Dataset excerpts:
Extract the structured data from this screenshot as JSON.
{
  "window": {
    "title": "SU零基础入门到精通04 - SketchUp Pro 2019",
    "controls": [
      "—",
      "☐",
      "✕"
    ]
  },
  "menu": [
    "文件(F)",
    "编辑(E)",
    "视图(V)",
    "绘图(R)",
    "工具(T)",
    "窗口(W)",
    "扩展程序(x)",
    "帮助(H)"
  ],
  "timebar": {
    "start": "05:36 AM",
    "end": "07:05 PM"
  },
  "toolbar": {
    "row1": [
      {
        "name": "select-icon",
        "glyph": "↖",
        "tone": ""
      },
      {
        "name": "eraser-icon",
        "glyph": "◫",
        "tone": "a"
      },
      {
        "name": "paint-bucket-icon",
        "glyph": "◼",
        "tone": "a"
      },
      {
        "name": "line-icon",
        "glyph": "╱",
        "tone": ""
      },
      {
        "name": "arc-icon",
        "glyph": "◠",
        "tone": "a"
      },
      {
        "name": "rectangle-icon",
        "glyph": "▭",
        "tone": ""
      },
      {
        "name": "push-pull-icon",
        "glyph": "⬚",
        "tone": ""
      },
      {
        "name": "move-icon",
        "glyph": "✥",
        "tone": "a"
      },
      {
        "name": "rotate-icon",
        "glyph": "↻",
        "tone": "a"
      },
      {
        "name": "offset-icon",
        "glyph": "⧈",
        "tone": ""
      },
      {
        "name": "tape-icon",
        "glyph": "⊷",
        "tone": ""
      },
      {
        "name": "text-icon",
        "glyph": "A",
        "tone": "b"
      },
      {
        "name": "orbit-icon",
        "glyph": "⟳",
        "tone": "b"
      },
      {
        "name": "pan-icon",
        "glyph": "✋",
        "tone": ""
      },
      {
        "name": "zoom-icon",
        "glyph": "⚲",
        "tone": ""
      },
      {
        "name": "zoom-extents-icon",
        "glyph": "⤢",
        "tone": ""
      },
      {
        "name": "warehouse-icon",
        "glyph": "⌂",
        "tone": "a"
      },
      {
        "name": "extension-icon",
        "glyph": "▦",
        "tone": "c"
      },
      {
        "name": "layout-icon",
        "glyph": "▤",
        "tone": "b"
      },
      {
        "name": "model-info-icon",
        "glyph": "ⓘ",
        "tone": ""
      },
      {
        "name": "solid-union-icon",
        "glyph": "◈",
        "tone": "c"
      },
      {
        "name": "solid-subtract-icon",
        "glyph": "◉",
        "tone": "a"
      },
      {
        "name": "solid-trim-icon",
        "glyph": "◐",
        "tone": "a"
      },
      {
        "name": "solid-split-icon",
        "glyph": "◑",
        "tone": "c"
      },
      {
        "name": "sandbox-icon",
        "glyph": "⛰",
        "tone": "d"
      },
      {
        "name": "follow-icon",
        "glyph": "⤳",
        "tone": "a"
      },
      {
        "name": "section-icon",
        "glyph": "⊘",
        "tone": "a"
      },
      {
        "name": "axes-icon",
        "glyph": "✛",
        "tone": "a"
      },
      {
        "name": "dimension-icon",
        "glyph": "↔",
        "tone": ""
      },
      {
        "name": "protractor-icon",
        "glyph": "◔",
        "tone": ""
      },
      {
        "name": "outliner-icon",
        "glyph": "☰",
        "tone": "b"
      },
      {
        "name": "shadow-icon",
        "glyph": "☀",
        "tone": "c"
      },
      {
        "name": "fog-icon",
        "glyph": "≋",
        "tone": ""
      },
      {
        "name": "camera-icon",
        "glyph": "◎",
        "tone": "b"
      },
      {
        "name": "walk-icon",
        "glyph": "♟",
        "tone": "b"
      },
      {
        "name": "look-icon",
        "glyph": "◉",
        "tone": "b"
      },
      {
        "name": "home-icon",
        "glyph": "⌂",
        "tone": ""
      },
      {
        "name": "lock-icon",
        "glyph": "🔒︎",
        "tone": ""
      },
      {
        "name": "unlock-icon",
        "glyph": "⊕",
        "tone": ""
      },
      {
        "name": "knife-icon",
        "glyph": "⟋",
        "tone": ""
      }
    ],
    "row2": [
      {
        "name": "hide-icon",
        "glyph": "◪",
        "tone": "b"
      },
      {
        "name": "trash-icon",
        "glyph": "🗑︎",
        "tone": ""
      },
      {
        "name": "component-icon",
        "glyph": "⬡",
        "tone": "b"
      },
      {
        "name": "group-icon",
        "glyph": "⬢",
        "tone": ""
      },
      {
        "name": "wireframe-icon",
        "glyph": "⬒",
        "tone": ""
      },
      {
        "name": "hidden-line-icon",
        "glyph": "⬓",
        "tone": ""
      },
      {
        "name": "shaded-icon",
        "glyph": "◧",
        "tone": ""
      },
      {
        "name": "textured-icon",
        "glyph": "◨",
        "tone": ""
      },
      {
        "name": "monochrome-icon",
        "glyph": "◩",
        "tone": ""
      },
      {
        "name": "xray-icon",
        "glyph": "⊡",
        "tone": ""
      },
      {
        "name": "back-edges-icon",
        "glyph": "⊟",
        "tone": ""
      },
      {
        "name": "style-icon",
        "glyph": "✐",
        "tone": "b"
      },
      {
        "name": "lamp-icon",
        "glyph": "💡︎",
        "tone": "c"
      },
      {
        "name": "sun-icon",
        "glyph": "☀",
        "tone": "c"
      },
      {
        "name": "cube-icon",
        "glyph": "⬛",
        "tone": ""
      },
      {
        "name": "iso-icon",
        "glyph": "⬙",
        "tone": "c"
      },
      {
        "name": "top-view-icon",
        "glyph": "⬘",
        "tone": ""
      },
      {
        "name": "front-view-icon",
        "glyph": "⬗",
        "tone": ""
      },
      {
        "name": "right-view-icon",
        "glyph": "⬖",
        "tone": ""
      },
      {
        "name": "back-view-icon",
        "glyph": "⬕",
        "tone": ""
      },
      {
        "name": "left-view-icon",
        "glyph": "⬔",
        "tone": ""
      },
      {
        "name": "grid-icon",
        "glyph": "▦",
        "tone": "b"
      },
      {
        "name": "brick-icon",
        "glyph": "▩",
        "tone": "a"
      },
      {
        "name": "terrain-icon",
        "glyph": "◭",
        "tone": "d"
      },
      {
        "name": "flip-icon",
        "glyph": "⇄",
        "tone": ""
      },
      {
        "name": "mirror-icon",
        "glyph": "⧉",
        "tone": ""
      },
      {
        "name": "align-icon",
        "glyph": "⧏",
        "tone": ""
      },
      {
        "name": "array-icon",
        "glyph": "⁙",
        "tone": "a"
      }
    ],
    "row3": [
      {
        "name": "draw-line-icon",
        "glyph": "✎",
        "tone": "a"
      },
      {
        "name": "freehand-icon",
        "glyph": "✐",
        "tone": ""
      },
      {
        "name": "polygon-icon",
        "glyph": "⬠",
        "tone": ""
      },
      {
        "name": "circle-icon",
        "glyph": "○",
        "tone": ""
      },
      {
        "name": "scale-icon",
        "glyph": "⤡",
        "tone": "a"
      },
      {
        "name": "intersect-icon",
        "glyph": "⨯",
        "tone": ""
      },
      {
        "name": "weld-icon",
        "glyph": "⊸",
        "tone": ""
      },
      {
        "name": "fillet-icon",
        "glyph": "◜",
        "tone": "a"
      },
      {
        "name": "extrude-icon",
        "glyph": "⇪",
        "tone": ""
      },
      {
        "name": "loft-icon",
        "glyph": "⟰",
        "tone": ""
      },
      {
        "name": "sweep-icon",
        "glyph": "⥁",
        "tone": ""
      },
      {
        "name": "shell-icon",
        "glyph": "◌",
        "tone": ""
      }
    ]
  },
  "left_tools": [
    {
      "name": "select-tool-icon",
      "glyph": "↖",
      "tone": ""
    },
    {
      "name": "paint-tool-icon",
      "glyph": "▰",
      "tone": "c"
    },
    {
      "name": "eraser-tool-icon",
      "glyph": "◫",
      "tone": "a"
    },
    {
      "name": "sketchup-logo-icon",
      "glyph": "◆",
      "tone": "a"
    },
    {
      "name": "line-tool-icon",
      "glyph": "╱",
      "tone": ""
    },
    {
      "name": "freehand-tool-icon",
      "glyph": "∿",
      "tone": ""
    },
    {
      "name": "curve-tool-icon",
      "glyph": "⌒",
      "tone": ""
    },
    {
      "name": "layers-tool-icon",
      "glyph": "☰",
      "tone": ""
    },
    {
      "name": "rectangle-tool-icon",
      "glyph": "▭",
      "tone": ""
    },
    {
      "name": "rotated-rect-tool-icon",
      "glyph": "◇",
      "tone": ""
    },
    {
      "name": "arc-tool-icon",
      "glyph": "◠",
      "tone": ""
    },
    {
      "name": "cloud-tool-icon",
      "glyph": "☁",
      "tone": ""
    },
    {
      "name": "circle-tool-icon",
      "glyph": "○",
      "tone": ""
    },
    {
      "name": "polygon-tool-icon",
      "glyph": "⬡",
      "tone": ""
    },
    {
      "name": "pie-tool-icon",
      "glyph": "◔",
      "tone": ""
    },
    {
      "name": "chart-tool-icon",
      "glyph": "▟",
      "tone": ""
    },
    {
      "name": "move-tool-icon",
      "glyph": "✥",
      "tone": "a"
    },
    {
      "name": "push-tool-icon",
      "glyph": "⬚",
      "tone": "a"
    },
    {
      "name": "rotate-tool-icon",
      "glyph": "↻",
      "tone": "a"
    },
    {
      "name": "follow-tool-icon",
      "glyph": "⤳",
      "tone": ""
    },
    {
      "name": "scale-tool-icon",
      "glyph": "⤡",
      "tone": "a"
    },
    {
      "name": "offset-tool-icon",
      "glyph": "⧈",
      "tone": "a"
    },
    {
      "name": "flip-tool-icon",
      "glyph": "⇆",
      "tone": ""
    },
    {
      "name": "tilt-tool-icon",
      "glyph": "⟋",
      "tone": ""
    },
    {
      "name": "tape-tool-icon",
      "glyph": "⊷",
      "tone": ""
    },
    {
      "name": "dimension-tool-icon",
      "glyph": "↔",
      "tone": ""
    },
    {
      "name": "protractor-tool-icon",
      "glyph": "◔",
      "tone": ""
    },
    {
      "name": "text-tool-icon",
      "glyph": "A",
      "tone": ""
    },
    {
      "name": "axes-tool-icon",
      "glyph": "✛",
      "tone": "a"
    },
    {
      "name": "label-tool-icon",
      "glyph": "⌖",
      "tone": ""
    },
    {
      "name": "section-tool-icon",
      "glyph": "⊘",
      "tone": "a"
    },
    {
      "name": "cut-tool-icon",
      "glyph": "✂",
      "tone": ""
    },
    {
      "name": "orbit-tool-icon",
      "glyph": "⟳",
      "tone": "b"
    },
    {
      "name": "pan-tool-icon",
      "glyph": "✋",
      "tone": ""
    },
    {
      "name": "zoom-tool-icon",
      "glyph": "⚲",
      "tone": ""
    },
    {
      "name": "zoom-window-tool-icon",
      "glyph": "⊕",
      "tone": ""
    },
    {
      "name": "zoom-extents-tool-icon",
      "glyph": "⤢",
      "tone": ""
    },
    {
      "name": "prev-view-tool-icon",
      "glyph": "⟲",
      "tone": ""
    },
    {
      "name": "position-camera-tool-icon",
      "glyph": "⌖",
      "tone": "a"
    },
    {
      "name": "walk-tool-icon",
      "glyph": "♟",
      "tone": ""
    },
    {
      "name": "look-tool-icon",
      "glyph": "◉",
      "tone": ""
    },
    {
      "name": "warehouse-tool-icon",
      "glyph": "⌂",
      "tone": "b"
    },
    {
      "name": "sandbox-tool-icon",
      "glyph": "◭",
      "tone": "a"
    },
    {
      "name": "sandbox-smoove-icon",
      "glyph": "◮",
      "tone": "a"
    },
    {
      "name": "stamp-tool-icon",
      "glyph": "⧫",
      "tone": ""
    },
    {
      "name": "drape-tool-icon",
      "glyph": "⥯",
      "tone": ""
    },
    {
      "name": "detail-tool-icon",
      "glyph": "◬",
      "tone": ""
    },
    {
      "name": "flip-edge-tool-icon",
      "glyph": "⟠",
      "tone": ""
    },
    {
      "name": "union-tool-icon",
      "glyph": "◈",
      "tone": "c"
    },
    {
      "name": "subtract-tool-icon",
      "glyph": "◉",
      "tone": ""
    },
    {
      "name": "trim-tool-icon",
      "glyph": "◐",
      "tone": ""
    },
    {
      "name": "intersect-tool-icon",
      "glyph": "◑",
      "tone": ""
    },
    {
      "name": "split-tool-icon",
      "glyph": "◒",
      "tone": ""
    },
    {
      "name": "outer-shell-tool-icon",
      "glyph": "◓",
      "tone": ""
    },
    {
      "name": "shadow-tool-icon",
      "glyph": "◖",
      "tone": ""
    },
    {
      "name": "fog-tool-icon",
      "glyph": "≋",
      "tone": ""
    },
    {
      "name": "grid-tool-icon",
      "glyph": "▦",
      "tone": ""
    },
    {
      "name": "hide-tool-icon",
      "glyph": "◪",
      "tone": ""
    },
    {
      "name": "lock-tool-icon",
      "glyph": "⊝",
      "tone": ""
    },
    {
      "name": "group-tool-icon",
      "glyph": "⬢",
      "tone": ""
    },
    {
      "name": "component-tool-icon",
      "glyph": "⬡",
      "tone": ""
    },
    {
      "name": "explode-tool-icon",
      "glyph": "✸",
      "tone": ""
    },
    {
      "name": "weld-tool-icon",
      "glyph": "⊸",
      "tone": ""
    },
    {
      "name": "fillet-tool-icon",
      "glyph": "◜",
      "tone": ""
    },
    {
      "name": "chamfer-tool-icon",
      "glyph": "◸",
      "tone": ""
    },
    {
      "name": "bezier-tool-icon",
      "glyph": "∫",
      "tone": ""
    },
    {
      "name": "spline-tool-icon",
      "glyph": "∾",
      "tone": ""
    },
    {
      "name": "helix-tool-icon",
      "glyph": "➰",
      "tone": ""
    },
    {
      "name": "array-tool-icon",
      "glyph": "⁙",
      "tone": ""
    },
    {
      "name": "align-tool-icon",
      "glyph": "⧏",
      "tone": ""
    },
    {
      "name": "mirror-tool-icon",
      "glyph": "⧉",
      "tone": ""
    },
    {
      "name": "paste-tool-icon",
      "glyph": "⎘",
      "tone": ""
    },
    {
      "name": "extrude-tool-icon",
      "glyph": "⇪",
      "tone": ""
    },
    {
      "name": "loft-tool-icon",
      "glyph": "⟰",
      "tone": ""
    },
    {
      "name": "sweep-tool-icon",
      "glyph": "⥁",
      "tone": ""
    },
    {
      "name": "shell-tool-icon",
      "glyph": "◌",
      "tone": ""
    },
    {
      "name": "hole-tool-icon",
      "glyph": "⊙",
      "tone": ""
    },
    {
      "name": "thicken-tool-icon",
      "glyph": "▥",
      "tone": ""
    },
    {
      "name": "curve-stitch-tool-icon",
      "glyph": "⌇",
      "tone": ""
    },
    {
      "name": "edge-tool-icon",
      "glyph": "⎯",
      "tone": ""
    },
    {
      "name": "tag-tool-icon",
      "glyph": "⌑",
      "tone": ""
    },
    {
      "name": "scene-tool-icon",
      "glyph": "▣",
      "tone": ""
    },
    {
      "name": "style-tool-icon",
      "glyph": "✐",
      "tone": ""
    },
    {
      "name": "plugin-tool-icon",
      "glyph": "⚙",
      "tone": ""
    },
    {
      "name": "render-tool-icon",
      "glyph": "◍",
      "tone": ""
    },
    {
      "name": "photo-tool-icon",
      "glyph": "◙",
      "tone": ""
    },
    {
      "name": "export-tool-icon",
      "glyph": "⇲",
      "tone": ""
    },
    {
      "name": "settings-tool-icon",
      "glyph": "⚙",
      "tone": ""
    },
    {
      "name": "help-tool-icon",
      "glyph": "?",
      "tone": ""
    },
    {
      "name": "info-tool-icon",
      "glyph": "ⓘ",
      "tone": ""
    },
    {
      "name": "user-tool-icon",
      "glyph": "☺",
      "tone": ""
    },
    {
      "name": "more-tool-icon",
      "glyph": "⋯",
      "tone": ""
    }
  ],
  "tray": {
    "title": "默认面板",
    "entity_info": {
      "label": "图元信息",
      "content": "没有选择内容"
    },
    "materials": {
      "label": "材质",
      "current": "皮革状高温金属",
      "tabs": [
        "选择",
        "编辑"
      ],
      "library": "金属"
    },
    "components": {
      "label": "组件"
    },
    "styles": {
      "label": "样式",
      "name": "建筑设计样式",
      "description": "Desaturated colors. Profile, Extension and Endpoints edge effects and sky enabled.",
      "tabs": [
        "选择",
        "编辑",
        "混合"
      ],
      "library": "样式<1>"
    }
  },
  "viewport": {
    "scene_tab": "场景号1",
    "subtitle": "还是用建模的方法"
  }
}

Exercise aim - Using the records above, copy every line that has the word "push" in it.

Correct response -
        "name": "push-pull-icon",
      "name": "push-tool-icon",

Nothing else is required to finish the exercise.